### Texto de origen

El diputado priista asegura que siempre defiende sus posturas “con argumentos”, aunque ha protagonizado confrontaciones físicas con otros legisladores y ahora intenta justificar su conducta hablando de “firmeza”.
Carlos Gutiérrez Mancilla, cercano al dirigente priista Alejandro Moreno, aseguró en una entrevista en Milenio que “nunca” ha estado a favor de los golpes y que sus diferencias políticas siempre las enfrenta “con argumentos”. El problema para el legislador es que sus propias declaraciones chocan con los videos de sus confrontaciones en el Congreso.
Durante la entrevista, Mancilla fue cuestionado por los enfrentamientos que ha protagonizado con otros legisladores, entre ellos Gerardo Fernández Noroña y Zenyazen Escobar. Ante los señalamientos, negó haber ejercido violencia y respondió que, en ambos casos, fueron sus adversarios quienes comenzaron las agresiones. Es decir, para el priista, empujar a otros no parece contar como violencia si él tiene una explicación para hacerlo.
El diputado incluso afirmó que nunca normalizará ni celebrará la violencia, pero acto seguido justificó su comportamiento al señalar que los legisladores deben responder “con firmeza y con fuerza”. Cuando se le preguntó directamente si esa respuesta incluía violencia, terminó reconociendo: “No, con violencia”, para después asegurar que se trataba de una defensa de la dignidad del Congreso.

######

◆ Acción a realizar
Por favor, edita el texto sobre el diputado priista y reescribe el fragmento que empieza en "Carlos Gutiérrez Mancilla, cercano" y continúa hasta "explicación para hacerlo.", sustituyendo cada "entrevista" por "conversación".

### Datos proporcionados

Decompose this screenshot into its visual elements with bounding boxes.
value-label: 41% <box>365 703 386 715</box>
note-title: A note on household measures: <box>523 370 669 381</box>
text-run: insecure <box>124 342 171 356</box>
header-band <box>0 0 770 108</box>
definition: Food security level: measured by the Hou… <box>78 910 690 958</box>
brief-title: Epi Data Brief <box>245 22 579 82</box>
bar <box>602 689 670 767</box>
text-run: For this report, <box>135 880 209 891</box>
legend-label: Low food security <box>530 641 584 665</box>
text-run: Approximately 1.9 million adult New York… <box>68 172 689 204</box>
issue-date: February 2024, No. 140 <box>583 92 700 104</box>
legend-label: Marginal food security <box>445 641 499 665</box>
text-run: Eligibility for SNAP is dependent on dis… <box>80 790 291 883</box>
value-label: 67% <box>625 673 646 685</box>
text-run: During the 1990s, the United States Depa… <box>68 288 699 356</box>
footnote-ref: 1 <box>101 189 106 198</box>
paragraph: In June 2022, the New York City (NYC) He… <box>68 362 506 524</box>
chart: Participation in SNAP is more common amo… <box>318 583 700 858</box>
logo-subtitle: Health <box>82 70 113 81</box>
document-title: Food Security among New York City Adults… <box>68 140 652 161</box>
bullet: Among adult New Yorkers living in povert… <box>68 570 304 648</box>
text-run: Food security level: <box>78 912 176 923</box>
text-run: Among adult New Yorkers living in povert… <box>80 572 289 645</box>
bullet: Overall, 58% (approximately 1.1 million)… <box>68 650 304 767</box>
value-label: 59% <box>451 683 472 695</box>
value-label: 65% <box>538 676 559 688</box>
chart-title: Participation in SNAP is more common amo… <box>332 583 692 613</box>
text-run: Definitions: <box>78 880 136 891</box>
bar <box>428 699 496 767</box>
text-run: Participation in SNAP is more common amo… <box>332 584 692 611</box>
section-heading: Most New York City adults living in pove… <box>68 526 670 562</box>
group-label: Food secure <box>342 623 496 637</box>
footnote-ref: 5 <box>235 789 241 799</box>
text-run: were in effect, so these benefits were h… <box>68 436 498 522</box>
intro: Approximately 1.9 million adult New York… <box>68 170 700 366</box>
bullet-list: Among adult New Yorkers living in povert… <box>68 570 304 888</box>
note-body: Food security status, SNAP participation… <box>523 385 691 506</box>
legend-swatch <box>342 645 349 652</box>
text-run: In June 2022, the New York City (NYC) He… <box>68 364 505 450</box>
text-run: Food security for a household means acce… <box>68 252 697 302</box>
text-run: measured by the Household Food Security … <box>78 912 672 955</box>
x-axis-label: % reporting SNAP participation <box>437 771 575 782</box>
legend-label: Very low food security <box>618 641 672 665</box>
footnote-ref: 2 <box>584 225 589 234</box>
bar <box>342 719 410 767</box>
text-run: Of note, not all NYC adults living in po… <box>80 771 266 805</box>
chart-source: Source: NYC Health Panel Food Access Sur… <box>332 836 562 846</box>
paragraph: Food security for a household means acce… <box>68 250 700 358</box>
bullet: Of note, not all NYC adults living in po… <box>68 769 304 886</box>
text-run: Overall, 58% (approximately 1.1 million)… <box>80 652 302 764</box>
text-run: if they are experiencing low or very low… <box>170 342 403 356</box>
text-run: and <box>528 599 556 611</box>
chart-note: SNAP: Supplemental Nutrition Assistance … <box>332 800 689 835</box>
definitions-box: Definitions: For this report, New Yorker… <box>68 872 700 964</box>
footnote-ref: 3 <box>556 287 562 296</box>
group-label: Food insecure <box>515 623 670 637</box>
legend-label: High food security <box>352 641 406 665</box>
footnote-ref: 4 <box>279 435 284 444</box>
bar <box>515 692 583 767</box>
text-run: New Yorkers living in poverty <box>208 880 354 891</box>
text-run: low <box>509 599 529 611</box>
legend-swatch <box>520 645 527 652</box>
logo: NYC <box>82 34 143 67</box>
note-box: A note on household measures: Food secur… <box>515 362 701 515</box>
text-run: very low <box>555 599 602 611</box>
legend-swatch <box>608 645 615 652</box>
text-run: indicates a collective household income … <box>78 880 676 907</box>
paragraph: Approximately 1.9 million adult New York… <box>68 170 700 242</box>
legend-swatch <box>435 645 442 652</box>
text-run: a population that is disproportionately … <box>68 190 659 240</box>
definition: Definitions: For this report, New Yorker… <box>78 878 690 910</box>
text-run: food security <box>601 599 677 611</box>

######

◆ Solución propuesta
Carlos Gutiérrez Mancilla, cercano al dirigente priista Alejandro Moreno, aseguró en una conversación en Milenio que “nunca” ha estado a favor de los golpes y que sus diferencias políticas siempre las enfrenta “con argumentos”. El problema para el legislador es que sus propias declaraciones chocan con los videos de sus confrontaciones en el Congreso.
Durante la conversación, Mancilla fue cuestionado por los enfrentamientos que ha protagonizado con otros legisladores, entre ellos Gerardo Fernández Noroña y Zenyazen Escobar. Ante los señalamientos, negó haber ejercido violencia y respondió que, en ambos casos, fueron sus adversarios quienes comenzaron las agresiones. Es decir, para el priista, empujar a otros no parece contar como violencia si él tiene una explicación para hacerlo.